- The exercise: Reproduce each line exactly, including spacing and punctuation.

- Provided data:
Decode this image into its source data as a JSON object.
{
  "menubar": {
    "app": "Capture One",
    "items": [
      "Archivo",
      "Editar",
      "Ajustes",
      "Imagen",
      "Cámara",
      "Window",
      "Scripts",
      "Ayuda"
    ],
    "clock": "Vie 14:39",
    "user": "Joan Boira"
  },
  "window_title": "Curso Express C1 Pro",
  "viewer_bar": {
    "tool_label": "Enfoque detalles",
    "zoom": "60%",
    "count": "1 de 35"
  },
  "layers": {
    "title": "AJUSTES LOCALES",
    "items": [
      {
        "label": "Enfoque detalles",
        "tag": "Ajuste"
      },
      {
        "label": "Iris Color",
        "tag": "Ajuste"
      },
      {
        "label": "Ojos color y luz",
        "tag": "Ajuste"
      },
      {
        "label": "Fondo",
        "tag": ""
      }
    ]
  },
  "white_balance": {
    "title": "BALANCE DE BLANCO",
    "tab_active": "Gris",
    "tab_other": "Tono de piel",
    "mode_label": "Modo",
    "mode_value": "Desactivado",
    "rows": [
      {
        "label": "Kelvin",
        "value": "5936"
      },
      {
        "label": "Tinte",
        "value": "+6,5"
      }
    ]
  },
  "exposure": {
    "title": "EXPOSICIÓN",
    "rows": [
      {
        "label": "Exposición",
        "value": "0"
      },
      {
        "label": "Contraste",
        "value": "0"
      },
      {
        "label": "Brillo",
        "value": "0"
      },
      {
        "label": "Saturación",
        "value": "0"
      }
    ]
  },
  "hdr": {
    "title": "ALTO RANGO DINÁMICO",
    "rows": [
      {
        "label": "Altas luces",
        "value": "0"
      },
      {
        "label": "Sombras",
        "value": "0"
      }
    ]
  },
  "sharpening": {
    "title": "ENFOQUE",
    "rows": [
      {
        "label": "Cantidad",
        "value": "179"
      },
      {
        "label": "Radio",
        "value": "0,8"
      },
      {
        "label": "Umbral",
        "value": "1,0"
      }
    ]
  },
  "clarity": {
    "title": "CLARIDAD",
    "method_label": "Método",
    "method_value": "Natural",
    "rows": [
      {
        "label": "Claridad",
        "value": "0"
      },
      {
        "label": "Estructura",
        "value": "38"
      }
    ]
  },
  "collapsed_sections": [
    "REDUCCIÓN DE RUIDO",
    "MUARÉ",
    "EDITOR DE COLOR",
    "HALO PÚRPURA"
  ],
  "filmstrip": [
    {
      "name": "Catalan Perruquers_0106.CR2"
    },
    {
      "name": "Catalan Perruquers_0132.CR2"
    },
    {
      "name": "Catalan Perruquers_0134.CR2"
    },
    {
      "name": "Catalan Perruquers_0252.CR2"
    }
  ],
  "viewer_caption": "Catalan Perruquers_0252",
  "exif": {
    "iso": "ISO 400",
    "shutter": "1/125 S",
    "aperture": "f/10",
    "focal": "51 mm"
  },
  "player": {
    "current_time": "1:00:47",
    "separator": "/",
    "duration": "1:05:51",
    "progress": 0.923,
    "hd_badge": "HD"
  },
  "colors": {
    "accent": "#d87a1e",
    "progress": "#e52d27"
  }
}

- Full solution:
Decode this image into its source data as a JSON object.
{
  "menubar": {
    "app": "Capture One",
    "items": [
      "Archivo",
      "Editar",
      "Ajustes",
      "Imagen",
      "Cámara",
      "Window",
      "Scripts",
      "Ayuda"
    ],
    "clock": "Vie 14:39",
    "user": "Joan Boira"
  },
  "window_title": "Curso Express C1 Pro",
  "viewer_bar": {
    "tool_label": "Enfoque detalles",
    "zoom": "60%",
    "count": "1 de 35"
  },
  "layers": {
    "title": "AJUSTES LOCALES",
    "items": [
      {
        "label": "Enfoque detalles",
        "tag": "Ajuste"
      },
      {
        "label": "Iris Color",
        "tag": "Ajuste"
      },
      {
        "label": "Ojos color y luz",
        "tag": "Ajuste"
      },
      {
        "label": "Fondo",
        "tag": ""
      }
    ]
  },
  "white_balance": {
    "title": "BALANCE DE BLANCO",
    "tab_active": "Gris",
    "tab_other": "Tono de piel",
    "mode_label": "Modo",
    "mode_value": "Desactivado",
    "rows": [
      {
        "label": "Kelvin",
        "value": "5936"
      },
      {
        "label": "Tinte",
        "value": "+6,5"
      }
    ]
  },
  "exposure": {
    "title": "EXPOSICIÓN",
    "rows": [
      {
        "label": "Exposición",
        "value": "0"
      },
      {
        "label": "Contraste",
        "value": "0"
      },
      {
        "label": "Brillo",
        "value": "0"
      },
      {
        "label": "Saturación",
        "value": "0"
      }
    ]
  },
  "hdr": {
    "title": "ALTO RANGO DINÁMICO",
    "rows": [
      {
        "label": "Altas luces",
        "value": "0"
      },
      {
        "label": "Sombras",
        "value": "0"
      }
    ]
  },
  "sharpening": {
    "title": "ENFOQUE",
    "rows": [
      {
        "label": "Cantidad",
        "value": "179"
      },
      {
        "label": "Radio",
        "value": "0,8"
      },
      {
        "label": "Umbral",
        "value": "1,0"
      }
    ]
  },
  "clarity": {
    "title": "CLARIDAD",
    "method_label": "Método",
    "method_value": "Natural",
    "rows": [
      {
        "label": "Claridad",
        "value": "0"
      },
      {
        "label": "Estructura",
        "value": "38"
      }
    ]
  },
  "collapsed_sections": [
    "REDUCCIÓN DE RUIDO",
    "MUARÉ",
    "EDITOR DE COLOR",
    "HALO PÚRPURA"
  ],
  "filmstrip": [
    {
      "name": "Catalan Perruquers_0106.CR2"
    },
    {
      "name": "Catalan Perruquers_0132.CR2"
    },
    {
      "name": "Catalan Perruquers_0134.CR2"
    },
    {
      "name": "Catalan Perruquers_0252.CR2"
    }
  ],
  "viewer_caption": "Catalan Perruquers_0252",
  "exif": {
    "iso": "ISO 400",
    "shutter": "1/125 S",
    "aperture": "f/10",
    "focal": "51 mm"
  },
  "player": {
    "current_time": "1:00:47",
    "separator": "/",
    "duration": "1:05:51",
    "progress": 0.923,
    "hd_badge": "HD"
  },
  "colors": {
    "accent": "#d87a1e",
    "progress": "#e52d27"
  }
}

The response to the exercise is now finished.